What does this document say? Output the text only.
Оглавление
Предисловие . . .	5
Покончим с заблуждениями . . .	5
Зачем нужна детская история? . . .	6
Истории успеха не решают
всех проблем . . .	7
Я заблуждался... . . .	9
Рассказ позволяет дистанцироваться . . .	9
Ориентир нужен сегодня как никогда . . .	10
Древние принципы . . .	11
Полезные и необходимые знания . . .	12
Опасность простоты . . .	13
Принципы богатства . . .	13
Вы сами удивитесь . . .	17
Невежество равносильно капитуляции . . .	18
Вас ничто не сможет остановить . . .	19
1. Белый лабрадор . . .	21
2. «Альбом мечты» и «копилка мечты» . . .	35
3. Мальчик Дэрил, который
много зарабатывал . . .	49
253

Short task » Hand back the material above in full, exactly as written.

The output »
What does this document say? Output the text only.
Оглавление
Предисловие . . .	5
Покончим с заблуждениями . . .	5
Зачем нужна детская история? . . .	6
Истории успеха не решают
всех проблем . . .	7
Я заблуждался... . . .	9
Рассказ позволяет дистанцироваться . . .	9
Ориентир нужен сегодня как никогда . . .	10
Древние принципы . . .	11
Полезные и необходимые знания . . .	12
Опасность простоты . . .	13
Принципы богатства . . .	13
Вы сами удивитесь . . .	17
Невежество равносильно капитуляции . . .	18
Вас ничто не сможет остановить . . .	19
1. Белый лабрадор . . .	21
2. «Альбом мечты» и «копилка мечты» . . .	35
3. Мальчик Дэрил, который
много зарабатывал . . .	49
253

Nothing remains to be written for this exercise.